(SOURCE MATERIAL)
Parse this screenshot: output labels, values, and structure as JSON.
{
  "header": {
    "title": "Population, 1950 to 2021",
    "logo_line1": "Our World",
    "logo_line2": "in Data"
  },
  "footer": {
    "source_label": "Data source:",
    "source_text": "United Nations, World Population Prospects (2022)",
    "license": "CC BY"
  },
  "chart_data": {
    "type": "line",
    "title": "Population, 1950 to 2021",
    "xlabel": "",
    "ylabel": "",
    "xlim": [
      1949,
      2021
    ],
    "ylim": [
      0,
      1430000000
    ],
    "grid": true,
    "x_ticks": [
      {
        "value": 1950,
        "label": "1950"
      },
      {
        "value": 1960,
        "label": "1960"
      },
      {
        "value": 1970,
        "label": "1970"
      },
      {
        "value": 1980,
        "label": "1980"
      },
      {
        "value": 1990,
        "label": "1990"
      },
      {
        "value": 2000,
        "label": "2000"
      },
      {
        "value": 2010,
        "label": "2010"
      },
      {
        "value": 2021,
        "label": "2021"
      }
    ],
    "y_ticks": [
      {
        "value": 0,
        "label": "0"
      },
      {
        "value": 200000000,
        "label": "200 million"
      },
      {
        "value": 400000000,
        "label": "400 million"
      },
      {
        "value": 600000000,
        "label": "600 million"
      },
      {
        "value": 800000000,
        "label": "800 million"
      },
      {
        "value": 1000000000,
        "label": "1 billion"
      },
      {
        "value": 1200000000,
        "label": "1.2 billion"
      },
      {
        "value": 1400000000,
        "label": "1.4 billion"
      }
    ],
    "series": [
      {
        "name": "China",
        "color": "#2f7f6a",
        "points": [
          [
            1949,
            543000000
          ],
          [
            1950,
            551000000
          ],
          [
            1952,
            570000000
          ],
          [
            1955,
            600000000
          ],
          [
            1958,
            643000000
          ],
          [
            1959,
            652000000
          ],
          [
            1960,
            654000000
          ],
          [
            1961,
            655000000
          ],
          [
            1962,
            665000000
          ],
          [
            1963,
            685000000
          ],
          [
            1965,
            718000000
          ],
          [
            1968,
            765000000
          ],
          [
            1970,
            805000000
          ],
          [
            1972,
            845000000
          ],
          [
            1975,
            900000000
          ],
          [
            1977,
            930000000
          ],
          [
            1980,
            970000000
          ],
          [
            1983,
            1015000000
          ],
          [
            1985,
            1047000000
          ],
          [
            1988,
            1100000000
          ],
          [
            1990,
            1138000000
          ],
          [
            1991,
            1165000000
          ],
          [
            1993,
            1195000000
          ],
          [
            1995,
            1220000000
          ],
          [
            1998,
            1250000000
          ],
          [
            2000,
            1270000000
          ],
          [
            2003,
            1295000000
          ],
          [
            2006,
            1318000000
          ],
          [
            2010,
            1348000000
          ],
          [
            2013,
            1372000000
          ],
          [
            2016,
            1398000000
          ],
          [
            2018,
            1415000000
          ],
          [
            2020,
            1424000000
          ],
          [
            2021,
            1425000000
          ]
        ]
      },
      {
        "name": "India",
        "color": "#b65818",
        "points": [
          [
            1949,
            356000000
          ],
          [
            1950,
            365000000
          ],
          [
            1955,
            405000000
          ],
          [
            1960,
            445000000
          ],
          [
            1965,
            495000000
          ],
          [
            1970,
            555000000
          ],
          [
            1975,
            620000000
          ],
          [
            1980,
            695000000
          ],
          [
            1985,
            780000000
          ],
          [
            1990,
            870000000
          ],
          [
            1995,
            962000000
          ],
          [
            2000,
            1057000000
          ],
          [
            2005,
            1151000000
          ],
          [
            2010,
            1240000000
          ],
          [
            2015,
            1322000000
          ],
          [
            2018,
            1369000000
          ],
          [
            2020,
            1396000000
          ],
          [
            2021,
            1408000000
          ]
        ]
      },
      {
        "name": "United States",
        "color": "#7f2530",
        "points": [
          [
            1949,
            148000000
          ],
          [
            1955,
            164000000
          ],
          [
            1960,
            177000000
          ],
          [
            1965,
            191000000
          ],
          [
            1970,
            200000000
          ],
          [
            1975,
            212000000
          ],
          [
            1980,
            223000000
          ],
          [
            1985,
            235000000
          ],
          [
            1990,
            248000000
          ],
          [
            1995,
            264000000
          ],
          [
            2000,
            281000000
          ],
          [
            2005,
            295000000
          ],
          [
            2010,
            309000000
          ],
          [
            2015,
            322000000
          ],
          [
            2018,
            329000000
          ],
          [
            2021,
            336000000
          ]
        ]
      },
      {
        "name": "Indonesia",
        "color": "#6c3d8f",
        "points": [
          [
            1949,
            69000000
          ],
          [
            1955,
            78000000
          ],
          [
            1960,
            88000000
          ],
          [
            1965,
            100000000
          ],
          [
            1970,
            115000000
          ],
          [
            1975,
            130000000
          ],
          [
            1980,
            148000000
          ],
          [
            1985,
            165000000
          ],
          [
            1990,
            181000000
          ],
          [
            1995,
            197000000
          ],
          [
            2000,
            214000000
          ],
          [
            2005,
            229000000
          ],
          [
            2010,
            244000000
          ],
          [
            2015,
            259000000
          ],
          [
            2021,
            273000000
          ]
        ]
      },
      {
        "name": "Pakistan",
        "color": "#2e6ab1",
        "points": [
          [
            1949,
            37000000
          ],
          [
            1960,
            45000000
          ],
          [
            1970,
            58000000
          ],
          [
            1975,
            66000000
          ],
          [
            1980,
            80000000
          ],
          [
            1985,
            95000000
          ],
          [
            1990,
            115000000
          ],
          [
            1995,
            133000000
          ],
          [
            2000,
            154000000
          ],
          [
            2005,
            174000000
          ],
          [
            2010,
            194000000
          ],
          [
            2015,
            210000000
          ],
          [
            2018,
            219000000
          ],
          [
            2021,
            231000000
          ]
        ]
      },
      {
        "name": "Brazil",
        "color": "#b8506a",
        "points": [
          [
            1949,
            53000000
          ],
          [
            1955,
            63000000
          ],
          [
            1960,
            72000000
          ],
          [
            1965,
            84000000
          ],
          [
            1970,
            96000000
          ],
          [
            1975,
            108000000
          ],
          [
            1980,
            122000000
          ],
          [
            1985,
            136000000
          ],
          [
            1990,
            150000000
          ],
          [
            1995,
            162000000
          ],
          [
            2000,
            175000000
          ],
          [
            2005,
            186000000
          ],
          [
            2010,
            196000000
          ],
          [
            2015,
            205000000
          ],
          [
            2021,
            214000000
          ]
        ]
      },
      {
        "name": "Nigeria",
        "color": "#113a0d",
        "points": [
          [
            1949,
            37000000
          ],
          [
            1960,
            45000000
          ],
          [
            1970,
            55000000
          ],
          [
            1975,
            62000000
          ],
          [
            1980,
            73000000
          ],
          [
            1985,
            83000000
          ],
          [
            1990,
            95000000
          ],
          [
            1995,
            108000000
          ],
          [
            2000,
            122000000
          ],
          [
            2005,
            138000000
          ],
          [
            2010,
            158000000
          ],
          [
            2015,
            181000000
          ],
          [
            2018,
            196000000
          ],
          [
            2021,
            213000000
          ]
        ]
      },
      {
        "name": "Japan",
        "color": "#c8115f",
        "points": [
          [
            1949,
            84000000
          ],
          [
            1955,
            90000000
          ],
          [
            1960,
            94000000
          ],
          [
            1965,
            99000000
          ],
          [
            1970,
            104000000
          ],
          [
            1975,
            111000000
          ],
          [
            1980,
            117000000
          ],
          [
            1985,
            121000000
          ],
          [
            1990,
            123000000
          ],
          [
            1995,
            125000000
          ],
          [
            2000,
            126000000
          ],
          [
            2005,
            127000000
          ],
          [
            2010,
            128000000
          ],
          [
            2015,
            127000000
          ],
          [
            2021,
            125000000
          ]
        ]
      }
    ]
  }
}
* * *
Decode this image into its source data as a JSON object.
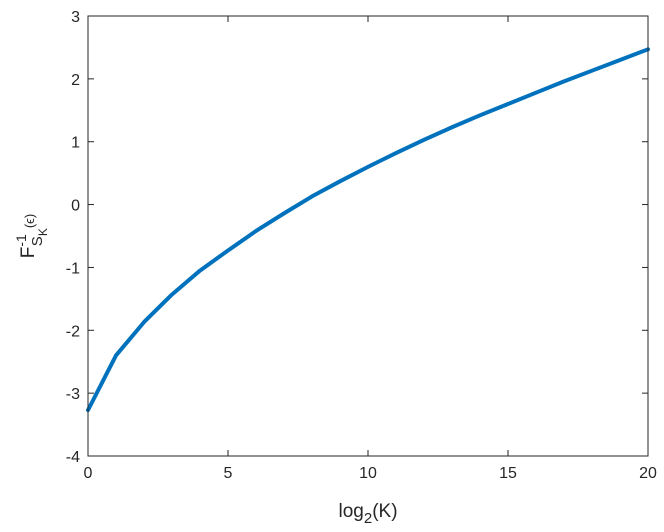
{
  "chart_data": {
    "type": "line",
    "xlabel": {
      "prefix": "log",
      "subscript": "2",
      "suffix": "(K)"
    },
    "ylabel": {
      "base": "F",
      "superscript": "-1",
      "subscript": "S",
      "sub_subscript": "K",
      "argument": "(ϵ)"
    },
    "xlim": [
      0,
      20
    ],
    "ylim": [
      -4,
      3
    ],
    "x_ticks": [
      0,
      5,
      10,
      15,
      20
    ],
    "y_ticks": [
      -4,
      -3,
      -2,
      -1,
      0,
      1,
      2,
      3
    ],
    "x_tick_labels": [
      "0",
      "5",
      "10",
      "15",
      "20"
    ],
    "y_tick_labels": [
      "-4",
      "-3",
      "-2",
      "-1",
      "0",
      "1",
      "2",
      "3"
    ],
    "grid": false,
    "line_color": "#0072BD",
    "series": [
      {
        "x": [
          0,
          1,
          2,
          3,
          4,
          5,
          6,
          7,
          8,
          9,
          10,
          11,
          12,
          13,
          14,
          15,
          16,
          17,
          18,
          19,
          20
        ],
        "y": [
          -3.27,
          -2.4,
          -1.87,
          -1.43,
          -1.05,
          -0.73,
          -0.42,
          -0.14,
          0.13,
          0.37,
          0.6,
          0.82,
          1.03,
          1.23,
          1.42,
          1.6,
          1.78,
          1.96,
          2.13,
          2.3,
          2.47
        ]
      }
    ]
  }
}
--
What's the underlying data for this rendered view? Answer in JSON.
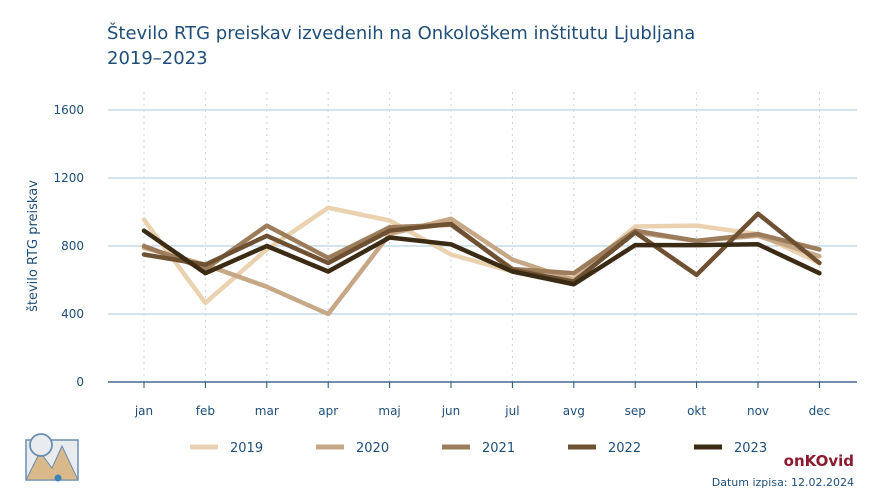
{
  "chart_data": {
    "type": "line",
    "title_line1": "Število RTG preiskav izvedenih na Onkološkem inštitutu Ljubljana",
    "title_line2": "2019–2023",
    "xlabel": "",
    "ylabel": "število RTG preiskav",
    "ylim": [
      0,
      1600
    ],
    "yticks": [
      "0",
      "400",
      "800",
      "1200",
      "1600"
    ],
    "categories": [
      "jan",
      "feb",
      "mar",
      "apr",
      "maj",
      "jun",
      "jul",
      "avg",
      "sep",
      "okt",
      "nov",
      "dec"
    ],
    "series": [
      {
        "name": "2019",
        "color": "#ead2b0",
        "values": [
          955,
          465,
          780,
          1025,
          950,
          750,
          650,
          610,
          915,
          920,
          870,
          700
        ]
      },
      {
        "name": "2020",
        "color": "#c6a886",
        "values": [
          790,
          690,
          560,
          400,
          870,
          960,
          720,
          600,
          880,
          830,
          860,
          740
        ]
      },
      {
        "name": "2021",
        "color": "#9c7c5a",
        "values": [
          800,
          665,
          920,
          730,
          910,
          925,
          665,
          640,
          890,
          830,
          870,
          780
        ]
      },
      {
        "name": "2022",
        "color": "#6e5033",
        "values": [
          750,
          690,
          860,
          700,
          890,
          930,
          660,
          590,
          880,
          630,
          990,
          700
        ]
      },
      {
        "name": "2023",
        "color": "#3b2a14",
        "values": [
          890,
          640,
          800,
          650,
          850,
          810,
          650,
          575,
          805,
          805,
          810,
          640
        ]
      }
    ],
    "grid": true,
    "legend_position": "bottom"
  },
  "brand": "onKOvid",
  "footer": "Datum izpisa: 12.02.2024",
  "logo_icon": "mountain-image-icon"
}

(SET PROBLEM)
Report how many lines in the entries hold the string "JSON". Nothing but the number is wanted.

(SOLVED EXERCISE)
3